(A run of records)
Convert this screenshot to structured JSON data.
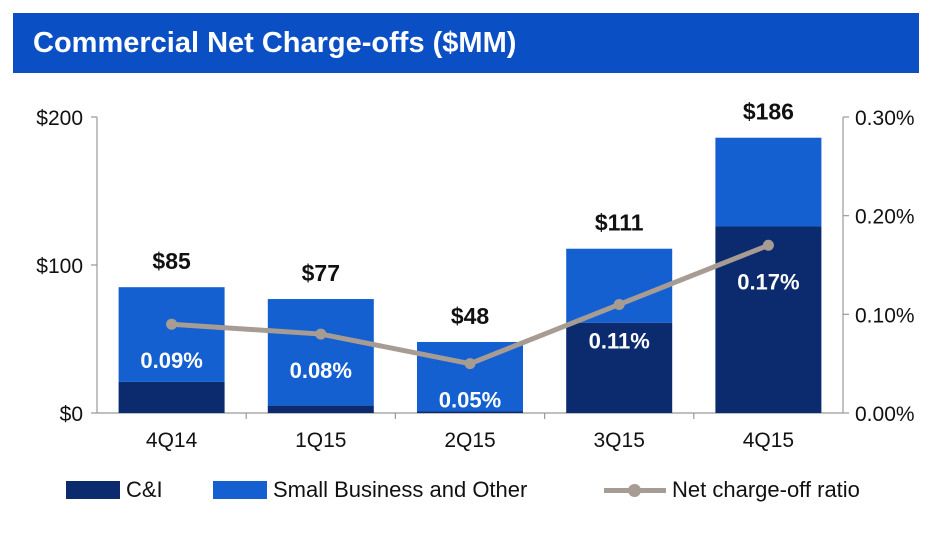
{
  "title": "Commercial Net Charge-offs ($MM)",
  "colors": {
    "header": "#0a4fc4",
    "c_and_i": "#0b2b6e",
    "small_business": "#1560d0",
    "ratio_line": "#a79c93"
  },
  "legend": {
    "c_and_i": "C&I",
    "small_business": "Small Business and Other",
    "ratio": "Net charge-off ratio"
  },
  "chart_data": {
    "type": "bar",
    "stacked": true,
    "categories": [
      "4Q14",
      "1Q15",
      "2Q15",
      "3Q15",
      "4Q15"
    ],
    "series": [
      {
        "name": "C&I",
        "values": [
          21,
          5,
          1,
          61,
          126
        ]
      },
      {
        "name": "Small Business and Other",
        "values": [
          64,
          72,
          47,
          50,
          60
        ]
      }
    ],
    "totals": [
      85,
      77,
      48,
      111,
      186
    ],
    "total_labels": [
      "$85",
      "$77",
      "$48",
      "$111",
      "$186"
    ],
    "line_series": {
      "name": "Net charge-off ratio",
      "axis": "right",
      "values": [
        0.09,
        0.08,
        0.05,
        0.11,
        0.17
      ],
      "labels": [
        "0.09%",
        "0.08%",
        "0.05%",
        "0.11%",
        "0.17%"
      ]
    },
    "y_left": {
      "ylim": [
        0,
        200
      ],
      "ticks": [
        0,
        100,
        200
      ],
      "tick_labels": [
        "$0",
        "$100",
        "$200"
      ]
    },
    "y_right": {
      "ylim": [
        0,
        0.3
      ],
      "ticks": [
        0,
        0.1,
        0.2,
        0.3
      ],
      "tick_labels": [
        "0.00%",
        "0.10%",
        "0.20%",
        "0.30%"
      ]
    },
    "grid": false,
    "legend_position": "bottom"
  }
}
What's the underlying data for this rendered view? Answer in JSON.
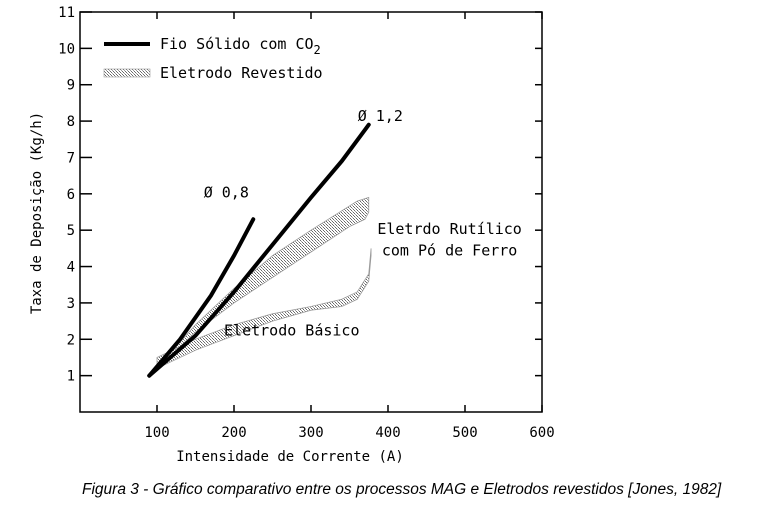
{
  "chart_data": {
    "type": "line",
    "xlabel": "Intensidade de Corrente (A)",
    "ylabel": "Taxa de Deposição (Kg/h)",
    "xlim": [
      0,
      600
    ],
    "ylim": [
      0,
      11
    ],
    "x_ticks": [
      100,
      200,
      300,
      400,
      500,
      600
    ],
    "y_ticks": [
      1,
      2,
      3,
      4,
      5,
      6,
      7,
      8,
      9,
      10,
      11
    ],
    "grid": false,
    "legend_position": "top-left",
    "legend": [
      {
        "label": "Fio Sólido com CO",
        "subscript": "2",
        "style": "solid-thick",
        "color": "#000000"
      },
      {
        "label": "Eletrodo  Revestido",
        "style": "hatched",
        "color": "#8c8c8c"
      }
    ],
    "series": [
      {
        "name": "Ø 0,8",
        "group": "Fio Sólido com CO2",
        "x": [
          90,
          130,
          170,
          200,
          225
        ],
        "y": [
          1.0,
          2.0,
          3.2,
          4.3,
          5.3
        ]
      },
      {
        "name": "Ø 1,2",
        "group": "Fio Sólido com CO2",
        "x": [
          90,
          150,
          200,
          250,
          300,
          340,
          375
        ],
        "y": [
          1.0,
          2.1,
          3.3,
          4.6,
          5.9,
          6.9,
          7.9
        ]
      }
    ],
    "regions": [
      {
        "name": "Eletrdo Rutílico\ncom Pó de Ferro",
        "group": "Eletrodo Revestido",
        "upper": {
          "x": [
            100,
            150,
            200,
            250,
            300,
            360,
            375
          ],
          "y": [
            1.2,
            2.4,
            3.4,
            4.3,
            5.0,
            5.8,
            5.9
          ]
        },
        "lower": {
          "x": [
            100,
            150,
            200,
            250,
            300,
            350,
            370,
            375
          ],
          "y": [
            1.2,
            2.2,
            3.0,
            3.7,
            4.4,
            5.1,
            5.3,
            5.5
          ]
        }
      },
      {
        "name": "Eletrodo Básico",
        "group": "Eletrodo Revestido",
        "upper": {
          "x": [
            100,
            150,
            200,
            250,
            300,
            340,
            360,
            375,
            378
          ],
          "y": [
            1.5,
            2.0,
            2.4,
            2.7,
            2.9,
            3.1,
            3.3,
            3.8,
            4.5
          ]
        },
        "lower": {
          "x": [
            100,
            150,
            200,
            250,
            300,
            340,
            360,
            375,
            378
          ],
          "y": [
            1.2,
            1.7,
            2.1,
            2.5,
            2.8,
            2.9,
            3.1,
            3.6,
            4.3
          ]
        }
      }
    ],
    "annotations": [
      {
        "text": "Ø 0,8",
        "x": 190,
        "y": 5.9
      },
      {
        "text": "Ø 1,2",
        "x": 390,
        "y": 8.0
      },
      {
        "text": "Eletrdo Rutílico",
        "x": 480,
        "y": 4.9
      },
      {
        "text": "com Pó de Ferro",
        "x": 480,
        "y": 4.3
      },
      {
        "text": "Eletrodo Básico",
        "x": 275,
        "y": 2.1
      }
    ]
  },
  "caption": "Figura 3 - Gráfico comparativo entre os processos MAG e Eletrodos revestidos [Jones, 1982]"
}
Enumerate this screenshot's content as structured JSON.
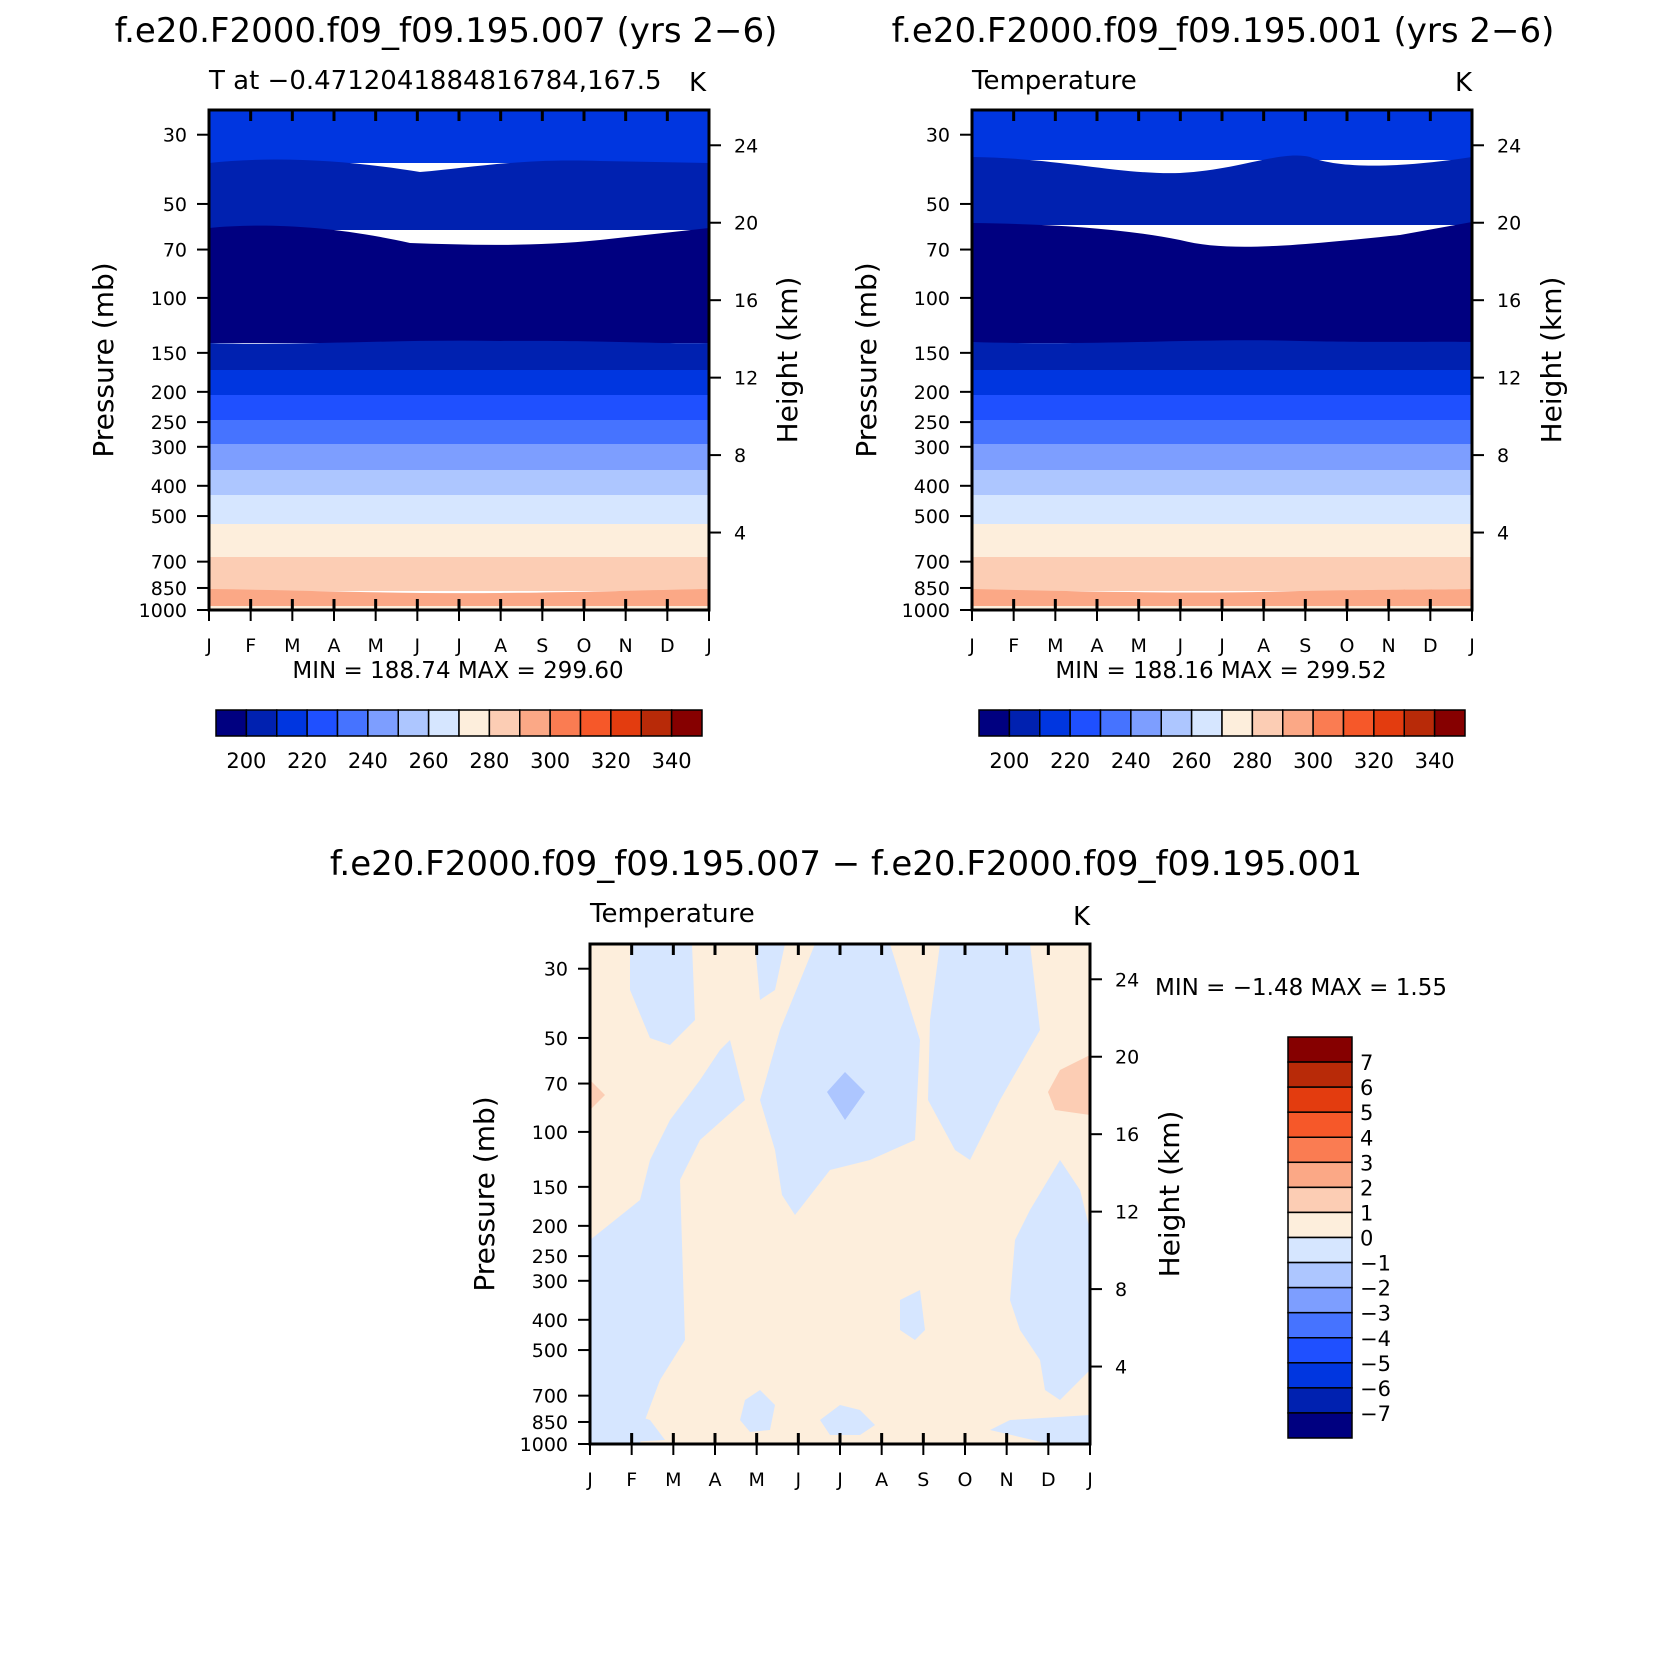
{
  "colors": {
    "abs_scale": [
      "#000080",
      "#0021b0",
      "#0036e0",
      "#1f50ff",
      "#4673ff",
      "#7d9eff",
      "#adc6ff",
      "#d6e6ff",
      "#fdeedc",
      "#fccdb4",
      "#fba886",
      "#fa7c52",
      "#f65829",
      "#e33c0f",
      "#b82a08",
      "#860000"
    ],
    "diff_scale": [
      "#000080",
      "#0021b0",
      "#0036e0",
      "#1f50ff",
      "#4673ff",
      "#7d9eff",
      "#adc6ff",
      "#d6e6ff",
      "#fdeedc",
      "#fccdb4",
      "#fba886",
      "#fa7c52",
      "#f65829",
      "#e33c0f",
      "#b82a08",
      "#860000"
    ]
  },
  "chart_data": [
    {
      "type": "heatmap",
      "title": "f.e20.F2000.f09_f09.195.007 (yrs 2−6)",
      "subtitle_left": "T at −0.4712041884816784,167.5",
      "subtitle_right": "K",
      "xlabel": "",
      "ylabel": "Pressure (mb)",
      "ylabel_right": "Height (km)",
      "x_ticks": [
        "J",
        "F",
        "M",
        "A",
        "M",
        "J",
        "J",
        "A",
        "S",
        "O",
        "N",
        "D",
        "J"
      ],
      "y_ticks": [
        "30",
        "50",
        "70",
        "100",
        "150",
        "200",
        "250",
        "300",
        "400",
        "500",
        "700",
        "850",
        "1000"
      ],
      "y_ticks_right": [
        "24",
        "20",
        "16",
        "12",
        "8",
        "4"
      ],
      "ylim": [
        1000,
        25
      ],
      "y_scale": "log",
      "stats": "MIN = 188.74 MAX = 299.60",
      "levels": [
        190,
        200,
        210,
        220,
        230,
        240,
        250,
        260,
        270,
        280,
        290,
        300,
        310,
        320,
        330,
        340,
        350
      ],
      "colorbar_labels": [
        "200",
        "220",
        "240",
        "260",
        "280",
        "300",
        "320",
        "340"
      ],
      "colorbar_placement": "bottom"
    },
    {
      "type": "heatmap",
      "title": "f.e20.F2000.f09_f09.195.001 (yrs 2−6)",
      "subtitle_left": "Temperature",
      "subtitle_right": "K",
      "xlabel": "",
      "ylabel": "Pressure (mb)",
      "ylabel_right": "Height (km)",
      "x_ticks": [
        "J",
        "F",
        "M",
        "A",
        "M",
        "J",
        "J",
        "A",
        "S",
        "O",
        "N",
        "D",
        "J"
      ],
      "y_ticks": [
        "30",
        "50",
        "70",
        "100",
        "150",
        "200",
        "250",
        "300",
        "400",
        "500",
        "700",
        "850",
        "1000"
      ],
      "y_ticks_right": [
        "24",
        "20",
        "16",
        "12",
        "8",
        "4"
      ],
      "ylim": [
        1000,
        25
      ],
      "y_scale": "log",
      "stats": "MIN = 188.16 MAX = 299.52",
      "levels": [
        190,
        200,
        210,
        220,
        230,
        240,
        250,
        260,
        270,
        280,
        290,
        300,
        310,
        320,
        330,
        340,
        350
      ],
      "colorbar_labels": [
        "200",
        "220",
        "240",
        "260",
        "280",
        "300",
        "320",
        "340"
      ],
      "colorbar_placement": "bottom"
    },
    {
      "type": "heatmap",
      "title": "f.e20.F2000.f09_f09.195.007 − f.e20.F2000.f09_f09.195.001",
      "subtitle_left": "Temperature",
      "subtitle_right": "K",
      "xlabel": "",
      "ylabel": "Pressure (mb)",
      "ylabel_right": "Height (km)",
      "x_ticks": [
        "J",
        "F",
        "M",
        "A",
        "M",
        "J",
        "J",
        "A",
        "S",
        "O",
        "N",
        "D",
        "J"
      ],
      "y_ticks": [
        "30",
        "50",
        "70",
        "100",
        "150",
        "200",
        "250",
        "300",
        "400",
        "500",
        "700",
        "850",
        "1000"
      ],
      "y_ticks_right": [
        "24",
        "20",
        "16",
        "12",
        "8",
        "4"
      ],
      "ylim": [
        1000,
        25
      ],
      "y_scale": "log",
      "stats": "MIN = −1.48 MAX = 1.55",
      "levels": [
        -7,
        -6,
        -5,
        -4,
        -3,
        -2,
        -1,
        0,
        1,
        2,
        3,
        4,
        5,
        6,
        7
      ],
      "colorbar_labels": [
        "7",
        "6",
        "5",
        "4",
        "3",
        "2",
        "1",
        "0",
        "−1",
        "−2",
        "−3",
        "−4",
        "−5",
        "−6",
        "−7"
      ],
      "colorbar_placement": "right"
    }
  ]
}
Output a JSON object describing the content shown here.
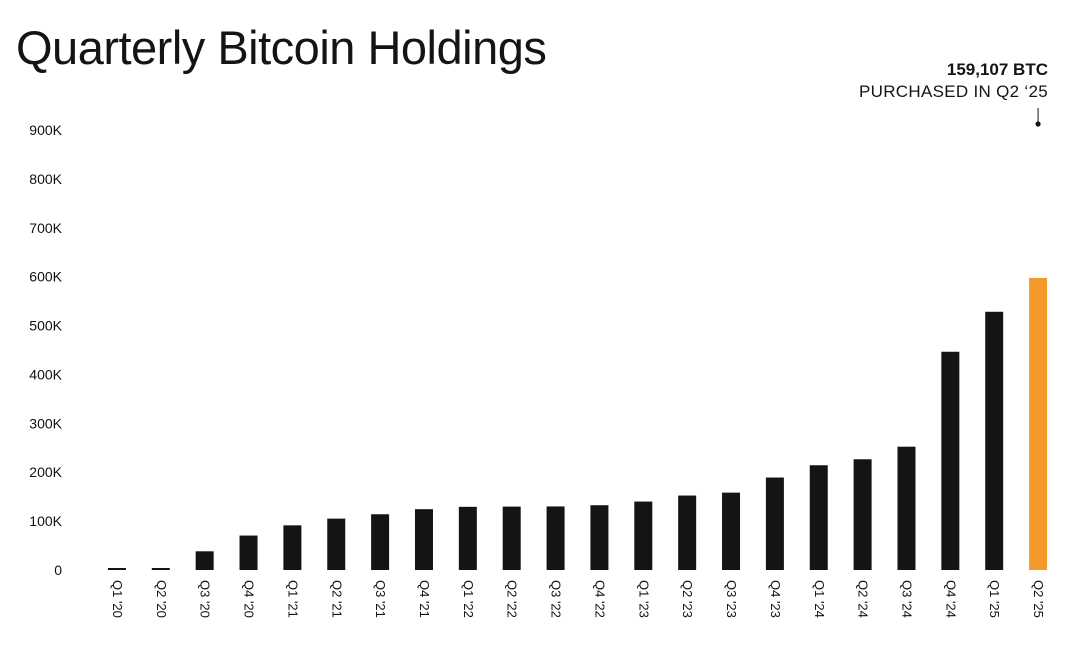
{
  "title": "Quarterly Bitcoin Holdings",
  "annotation": {
    "value": "159,107 BTC",
    "label": "PURCHASED IN Q2 ‘25"
  },
  "colors": {
    "bar": "#141414",
    "highlight": "#f39a2b",
    "text": "#141414"
  },
  "chart_data": {
    "type": "bar",
    "title": "Quarterly Bitcoin Holdings",
    "xlabel": "",
    "ylabel": "",
    "ylim": [
      0,
      900000
    ],
    "grid": false,
    "y_ticks": [
      0,
      100000,
      200000,
      300000,
      400000,
      500000,
      600000,
      700000,
      800000,
      900000
    ],
    "y_tick_labels": [
      "0",
      "100K",
      "200K",
      "300K",
      "400K",
      "500K",
      "600K",
      "700K",
      "800K",
      "900K"
    ],
    "categories": [
      "Q1 '20",
      "Q2 '20",
      "Q3 '20",
      "Q4 '20",
      "Q1 '21",
      "Q2 '21",
      "Q3 '21",
      "Q4 '21",
      "Q1 '22",
      "Q2 '22",
      "Q3 '22",
      "Q4 '22",
      "Q1 '23",
      "Q2 '23",
      "Q3 '23",
      "Q4 '23",
      "Q1 '24",
      "Q2 '24",
      "Q3 '24",
      "Q4 '24",
      "Q1 '25",
      "Q2 '25"
    ],
    "values": [
      0,
      0,
      38250,
      70470,
      91326,
      105085,
      114042,
      124391,
      129218,
      129699,
      130000,
      132500,
      140000,
      152333,
      158245,
      189150,
      214246,
      226500,
      252220,
      446400,
      528185,
      597325
    ],
    "highlight_index": 21
  }
}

§ **Direction**:
Say how many lines include the word "Holdings"; reply with the number alone.

§ **Solution for this exercise**:
2